Exercise instructions => Collect each line holding the string "التقدير".

--- begin ---

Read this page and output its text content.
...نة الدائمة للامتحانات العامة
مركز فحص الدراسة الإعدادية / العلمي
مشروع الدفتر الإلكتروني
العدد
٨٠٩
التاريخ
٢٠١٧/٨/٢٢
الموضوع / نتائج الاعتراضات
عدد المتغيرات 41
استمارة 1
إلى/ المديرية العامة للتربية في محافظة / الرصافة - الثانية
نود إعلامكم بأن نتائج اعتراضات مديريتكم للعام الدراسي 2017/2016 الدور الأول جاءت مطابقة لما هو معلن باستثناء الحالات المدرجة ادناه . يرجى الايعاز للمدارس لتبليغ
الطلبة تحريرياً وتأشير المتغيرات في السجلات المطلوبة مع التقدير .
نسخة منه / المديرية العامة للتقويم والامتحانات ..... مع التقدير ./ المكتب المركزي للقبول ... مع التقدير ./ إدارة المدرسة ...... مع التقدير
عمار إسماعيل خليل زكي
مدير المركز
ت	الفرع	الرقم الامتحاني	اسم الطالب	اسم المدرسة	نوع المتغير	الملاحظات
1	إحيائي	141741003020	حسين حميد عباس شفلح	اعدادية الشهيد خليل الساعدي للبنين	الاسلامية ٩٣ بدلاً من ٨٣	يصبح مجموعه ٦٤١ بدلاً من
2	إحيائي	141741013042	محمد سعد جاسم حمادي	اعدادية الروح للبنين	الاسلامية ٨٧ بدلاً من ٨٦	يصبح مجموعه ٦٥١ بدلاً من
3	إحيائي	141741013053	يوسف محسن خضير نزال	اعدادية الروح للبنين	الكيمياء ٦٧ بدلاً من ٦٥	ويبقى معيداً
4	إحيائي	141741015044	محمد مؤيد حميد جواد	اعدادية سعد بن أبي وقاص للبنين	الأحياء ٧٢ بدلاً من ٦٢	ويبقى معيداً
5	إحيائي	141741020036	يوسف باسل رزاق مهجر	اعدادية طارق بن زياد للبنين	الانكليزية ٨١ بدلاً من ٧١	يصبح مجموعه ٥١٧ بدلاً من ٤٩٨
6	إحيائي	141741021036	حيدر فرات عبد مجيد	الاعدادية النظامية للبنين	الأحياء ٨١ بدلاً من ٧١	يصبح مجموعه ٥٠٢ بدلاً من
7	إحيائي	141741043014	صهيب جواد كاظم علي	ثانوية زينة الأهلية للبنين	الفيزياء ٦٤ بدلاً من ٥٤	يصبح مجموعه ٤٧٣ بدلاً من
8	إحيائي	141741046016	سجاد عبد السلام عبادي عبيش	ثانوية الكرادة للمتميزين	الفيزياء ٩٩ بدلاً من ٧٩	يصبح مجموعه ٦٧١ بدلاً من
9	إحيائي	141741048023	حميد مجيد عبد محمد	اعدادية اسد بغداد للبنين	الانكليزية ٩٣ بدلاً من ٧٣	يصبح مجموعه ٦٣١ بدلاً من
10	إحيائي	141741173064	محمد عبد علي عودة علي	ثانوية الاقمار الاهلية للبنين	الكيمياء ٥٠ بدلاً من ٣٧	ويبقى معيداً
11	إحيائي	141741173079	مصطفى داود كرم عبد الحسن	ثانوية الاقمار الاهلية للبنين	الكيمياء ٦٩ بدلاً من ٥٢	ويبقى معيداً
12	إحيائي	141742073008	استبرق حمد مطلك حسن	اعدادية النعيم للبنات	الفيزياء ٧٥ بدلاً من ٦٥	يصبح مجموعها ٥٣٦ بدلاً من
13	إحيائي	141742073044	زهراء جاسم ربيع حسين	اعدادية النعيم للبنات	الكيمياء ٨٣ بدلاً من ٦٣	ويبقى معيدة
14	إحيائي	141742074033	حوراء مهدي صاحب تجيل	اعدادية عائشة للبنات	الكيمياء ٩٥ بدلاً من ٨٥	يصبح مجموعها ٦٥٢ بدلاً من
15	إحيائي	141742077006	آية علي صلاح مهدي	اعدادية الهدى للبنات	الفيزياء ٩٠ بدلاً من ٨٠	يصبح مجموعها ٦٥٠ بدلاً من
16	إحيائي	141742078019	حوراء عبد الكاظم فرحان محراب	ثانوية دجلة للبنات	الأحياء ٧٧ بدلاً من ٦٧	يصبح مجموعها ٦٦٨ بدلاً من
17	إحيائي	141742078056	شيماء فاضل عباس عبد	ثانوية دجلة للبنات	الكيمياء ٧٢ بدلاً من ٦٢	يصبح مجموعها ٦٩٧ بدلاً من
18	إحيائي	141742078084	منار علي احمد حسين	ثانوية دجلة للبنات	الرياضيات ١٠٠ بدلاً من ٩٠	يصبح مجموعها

--- end ---

Exercise answer =>
الطلبة تحريرياً وتأشير المتغيرات في السجلات المطلوبة مع التقدير .
نسخة منه / المديرية العامة للتقويم والامتحانات ..... مع التقدير ./ المكتب المركزي للقبول ... مع التقدير ./ إدارة المدرسة ...... مع التقدير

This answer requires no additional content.